— Begin Records for the exercise —

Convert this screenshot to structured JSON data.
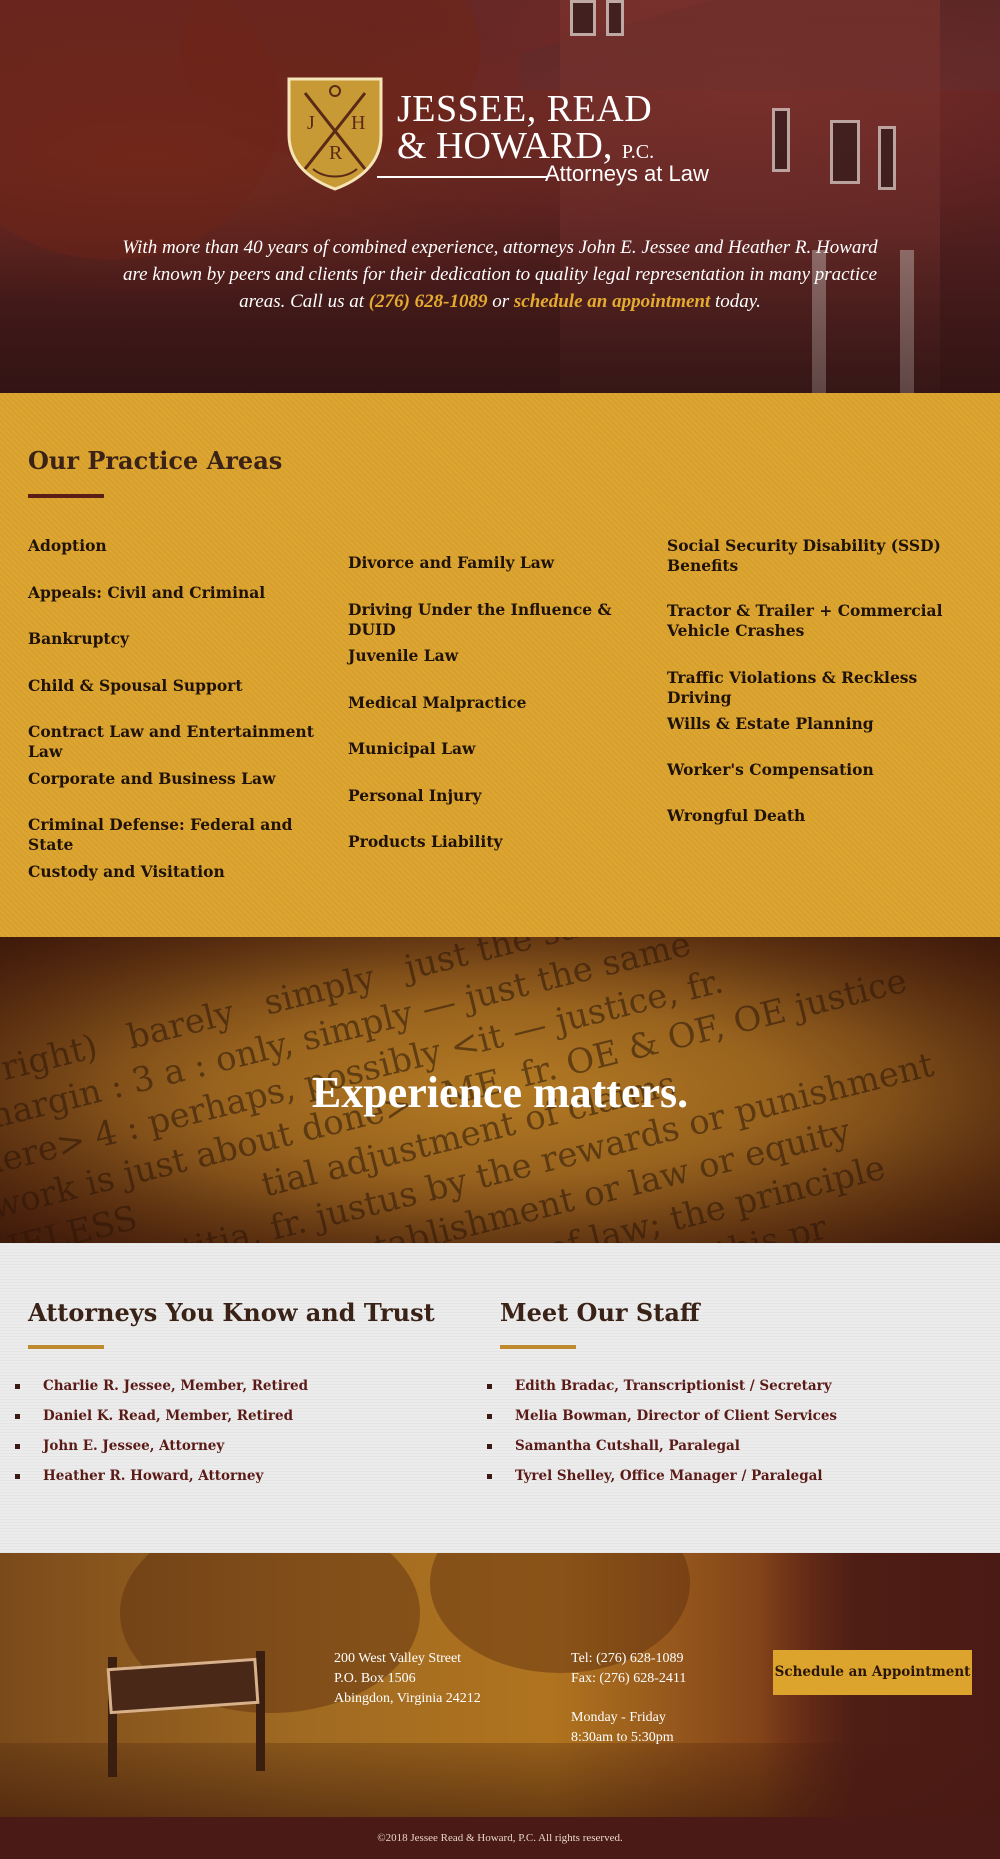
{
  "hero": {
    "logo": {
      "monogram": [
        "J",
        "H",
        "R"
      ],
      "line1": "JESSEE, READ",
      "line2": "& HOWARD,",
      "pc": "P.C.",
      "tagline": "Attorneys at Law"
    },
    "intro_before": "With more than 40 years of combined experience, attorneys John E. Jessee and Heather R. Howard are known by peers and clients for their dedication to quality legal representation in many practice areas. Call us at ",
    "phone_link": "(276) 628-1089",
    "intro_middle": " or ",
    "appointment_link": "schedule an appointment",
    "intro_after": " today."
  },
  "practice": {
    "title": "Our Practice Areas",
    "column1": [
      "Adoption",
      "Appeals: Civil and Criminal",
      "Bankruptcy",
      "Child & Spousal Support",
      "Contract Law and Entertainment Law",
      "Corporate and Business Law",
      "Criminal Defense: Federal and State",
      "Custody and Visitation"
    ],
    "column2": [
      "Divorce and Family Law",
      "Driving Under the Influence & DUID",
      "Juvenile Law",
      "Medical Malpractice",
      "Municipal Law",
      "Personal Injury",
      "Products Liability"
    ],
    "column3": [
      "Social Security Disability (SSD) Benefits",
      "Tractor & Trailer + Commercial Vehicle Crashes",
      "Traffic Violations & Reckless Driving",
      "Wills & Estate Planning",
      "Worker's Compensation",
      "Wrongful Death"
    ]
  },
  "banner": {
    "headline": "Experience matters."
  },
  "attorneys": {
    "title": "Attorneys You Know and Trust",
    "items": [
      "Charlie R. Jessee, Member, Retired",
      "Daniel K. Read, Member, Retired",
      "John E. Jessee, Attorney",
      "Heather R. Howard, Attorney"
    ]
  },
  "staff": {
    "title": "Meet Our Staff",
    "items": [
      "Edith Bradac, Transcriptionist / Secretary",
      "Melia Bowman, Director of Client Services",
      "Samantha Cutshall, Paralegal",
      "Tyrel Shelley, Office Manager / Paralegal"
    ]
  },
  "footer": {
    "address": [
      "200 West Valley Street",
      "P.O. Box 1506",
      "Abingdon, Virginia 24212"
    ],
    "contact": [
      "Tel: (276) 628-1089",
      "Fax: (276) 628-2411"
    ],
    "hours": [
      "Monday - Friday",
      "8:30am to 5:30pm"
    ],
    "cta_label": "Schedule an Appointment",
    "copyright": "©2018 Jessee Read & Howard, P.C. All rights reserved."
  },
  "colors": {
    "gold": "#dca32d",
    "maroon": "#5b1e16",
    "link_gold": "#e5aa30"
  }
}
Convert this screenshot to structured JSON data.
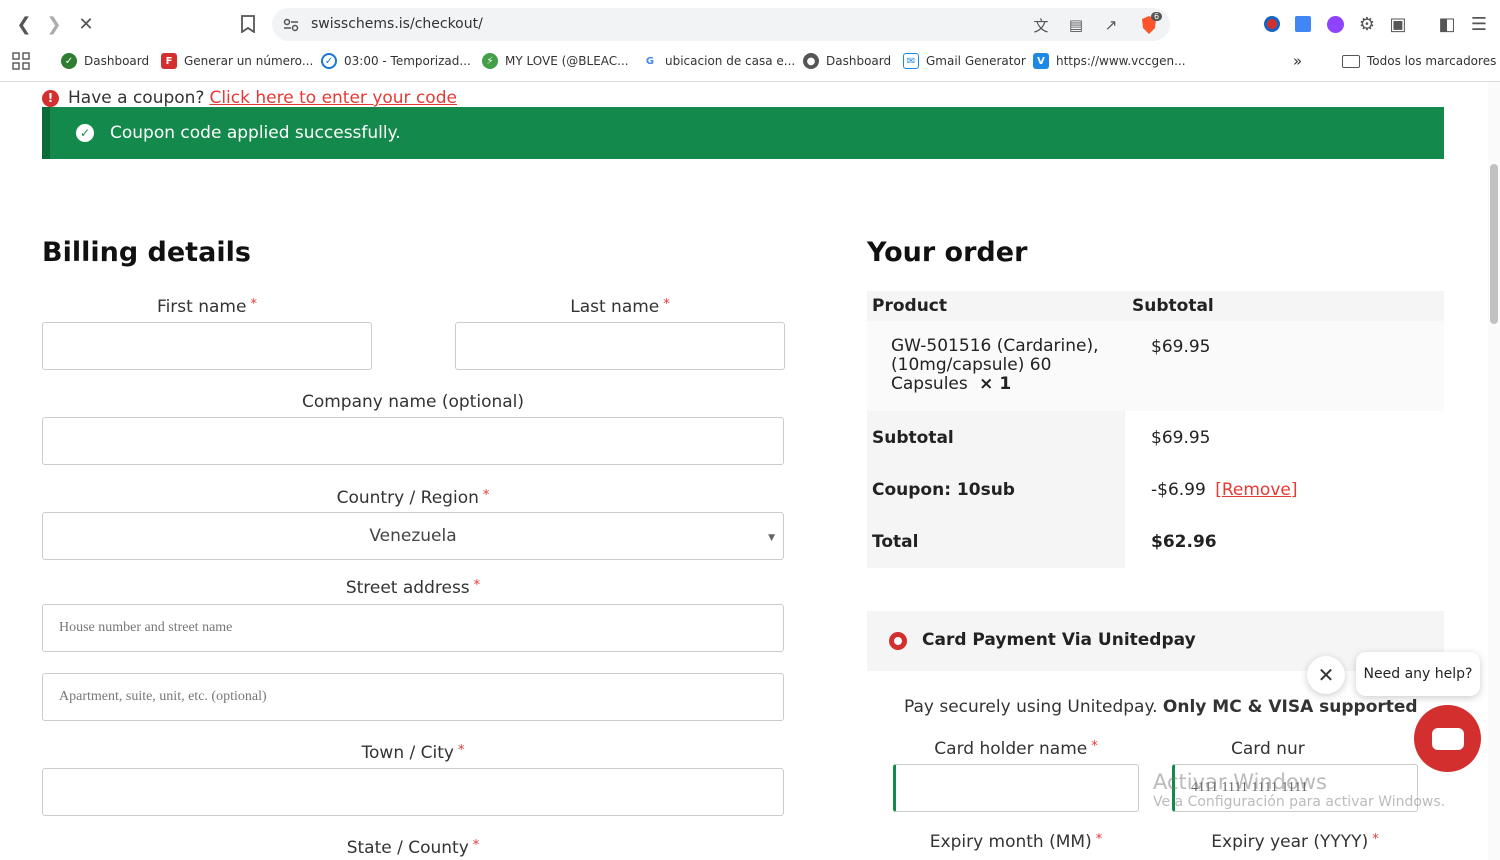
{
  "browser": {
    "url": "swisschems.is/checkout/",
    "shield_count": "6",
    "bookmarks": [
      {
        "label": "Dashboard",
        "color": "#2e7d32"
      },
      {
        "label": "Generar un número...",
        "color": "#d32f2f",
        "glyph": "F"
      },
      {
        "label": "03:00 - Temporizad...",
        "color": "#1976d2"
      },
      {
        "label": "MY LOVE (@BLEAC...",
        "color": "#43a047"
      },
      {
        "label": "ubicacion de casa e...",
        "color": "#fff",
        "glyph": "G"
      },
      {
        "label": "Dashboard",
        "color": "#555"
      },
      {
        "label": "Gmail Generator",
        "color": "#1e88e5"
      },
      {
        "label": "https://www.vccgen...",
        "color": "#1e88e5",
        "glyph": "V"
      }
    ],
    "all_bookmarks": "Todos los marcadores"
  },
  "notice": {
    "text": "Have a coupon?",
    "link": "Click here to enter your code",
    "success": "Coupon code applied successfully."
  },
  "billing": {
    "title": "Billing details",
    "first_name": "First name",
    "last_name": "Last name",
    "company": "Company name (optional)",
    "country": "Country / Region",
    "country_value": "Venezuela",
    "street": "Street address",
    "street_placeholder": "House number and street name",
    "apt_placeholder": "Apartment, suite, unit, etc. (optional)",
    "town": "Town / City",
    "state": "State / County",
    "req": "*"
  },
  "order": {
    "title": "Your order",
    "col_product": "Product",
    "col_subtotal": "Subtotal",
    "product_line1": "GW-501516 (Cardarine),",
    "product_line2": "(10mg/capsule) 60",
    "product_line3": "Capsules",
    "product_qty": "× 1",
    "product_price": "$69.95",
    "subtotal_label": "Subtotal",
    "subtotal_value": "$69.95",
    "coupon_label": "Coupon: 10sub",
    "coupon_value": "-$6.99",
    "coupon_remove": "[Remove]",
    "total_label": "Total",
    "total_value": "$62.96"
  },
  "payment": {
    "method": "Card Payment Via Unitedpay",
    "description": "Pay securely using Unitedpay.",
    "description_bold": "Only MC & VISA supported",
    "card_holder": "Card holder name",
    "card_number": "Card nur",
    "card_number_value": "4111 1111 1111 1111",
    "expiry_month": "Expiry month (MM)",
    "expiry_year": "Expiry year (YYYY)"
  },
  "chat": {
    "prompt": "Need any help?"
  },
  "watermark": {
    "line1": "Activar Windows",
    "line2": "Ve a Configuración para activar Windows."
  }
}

— End Records for the exercise —

Exercise requirements:
Set down the material above as is, without any pictures.

Written response:
Convert this screenshot to structured JSON data.
{
  "hero": {
    "logo": {
      "monogram": [
        "J",
        "H",
        "R"
      ],
      "line1": "JESSEE, READ",
      "line2": "& HOWARD,",
      "pc": "P.C.",
      "tagline": "Attorneys at Law"
    },
    "intro_before": "With more than 40 years of combined experience, attorneys John E. Jessee and Heather R. Howard are known by peers and clients for their dedication to quality legal representation in many practice areas. Call us at ",
    "phone_link": "(276) 628-1089",
    "intro_middle": " or ",
    "appointment_link": "schedule an appointment",
    "intro_after": " today."
  },
  "practice": {
    "title": "Our Practice Areas",
    "column1": [
      "Adoption",
      "Appeals: Civil and Criminal",
      "Bankruptcy",
      "Child & Spousal Support",
      "Contract Law and Entertainment Law",
      "Corporate and Business Law",
      "Criminal Defense: Federal and State",
      "Custody and Visitation"
    ],
    "column2": [
      "Divorce and Family Law",
      "Driving Under the Influence & DUID",
      "Juvenile Law",
      "Medical Malpractice",
      "Municipal Law",
      "Personal Injury",
      "Products Liability"
    ],
    "column3": [
      "Social Security Disability (SSD) Benefits",
      "Tractor & Trailer + Commercial Vehicle Crashes",
      "Traffic Violations & Reckless Driving",
      "Wills & Estate Planning",
      "Worker's Compensation",
      "Wrongful Death"
    ]
  },
  "banner": {
    "headline": "Experience matters."
  },
  "attorneys": {
    "title": "Attorneys You Know and Trust",
    "items": [
      "Charlie R. Jessee, Member, Retired",
      "Daniel K. Read, Member, Retired",
      "John E. Jessee, Attorney",
      "Heather R. Howard, Attorney"
    ]
  },
  "staff": {
    "title": "Meet Our Staff",
    "items": [
      "Edith Bradac, Transcriptionist / Secretary",
      "Melia Bowman, Director of Client Services",
      "Samantha Cutshall, Paralegal",
      "Tyrel Shelley, Office Manager / Paralegal"
    ]
  },
  "footer": {
    "address": [
      "200 West Valley Street",
      "P.O. Box 1506",
      "Abingdon, Virginia 24212"
    ],
    "contact": [
      "Tel: (276) 628-1089",
      "Fax: (276) 628-2411"
    ],
    "hours": [
      "Monday - Friday",
      "8:30am to 5:30pm"
    ],
    "cta_label": "Schedule an Appointment",
    "copyright": "©2018 Jessee Read & Howard, P.C. All rights reserved."
  },
  "colors": {
    "gold": "#dca32d",
    "maroon": "#5b1e16",
    "link_gold": "#e5aa30"
  }
}
Convert this screenshot to structured JSON data.
{
  "browser": {
    "url": "swisschems.is/checkout/",
    "shield_count": "6",
    "bookmarks": [
      {
        "label": "Dashboard",
        "color": "#2e7d32"
      },
      {
        "label": "Generar un número...",
        "color": "#d32f2f",
        "glyph": "F"
      },
      {
        "label": "03:00 - Temporizad...",
        "color": "#1976d2"
      },
      {
        "label": "MY LOVE (@BLEAC...",
        "color": "#43a047"
      },
      {
        "label": "ubicacion de casa e...",
        "color": "#fff",
        "glyph": "G"
      },
      {
        "label": "Dashboard",
        "color": "#555"
      },
      {
        "label": "Gmail Generator",
        "color": "#1e88e5"
      },
      {
        "label": "https://www.vccgen...",
        "color": "#1e88e5",
        "glyph": "V"
      }
    ],
    "all_bookmarks": "Todos los marcadores"
  },
  "notice": {
    "text": "Have a coupon?",
    "link": "Click here to enter your code",
    "success": "Coupon code applied successfully."
  },
  "billing": {
    "title": "Billing details",
    "first_name": "First name",
    "last_name": "Last name",
    "company": "Company name (optional)",
    "country": "Country / Region",
    "country_value": "Venezuela",
    "street": "Street address",
    "street_placeholder": "House number and street name",
    "apt_placeholder": "Apartment, suite, unit, etc. (optional)",
    "town": "Town / City",
    "state": "State / County",
    "req": "*"
  },
  "order": {
    "title": "Your order",
    "col_product": "Product",
    "col_subtotal": "Subtotal",
    "product_line1": "GW-501516 (Cardarine),",
    "product_line2": "(10mg/capsule) 60",
    "product_line3": "Capsules",
    "product_qty": "× 1",
    "product_price": "$69.95",
    "subtotal_label": "Subtotal",
    "subtotal_value": "$69.95",
    "coupon_label": "Coupon: 10sub",
    "coupon_value": "-$6.99",
    "coupon_remove": "[Remove]",
    "total_label": "Total",
    "total_value": "$62.96"
  },
  "payment": {
    "method": "Card Payment Via Unitedpay",
    "description": "Pay securely using Unitedpay.",
    "description_bold": "Only MC & VISA supported",
    "card_holder": "Card holder name",
    "card_number": "Card nur",
    "card_number_value": "4111 1111 1111 1111",
    "expiry_month": "Expiry month (MM)",
    "expiry_year": "Expiry year (YYYY)"
  },
  "chat": {
    "prompt": "Need any help?"
  },
  "watermark": {
    "line1": "Activar Windows",
    "line2": "Ve a Configuración para activar Windows."
  }
}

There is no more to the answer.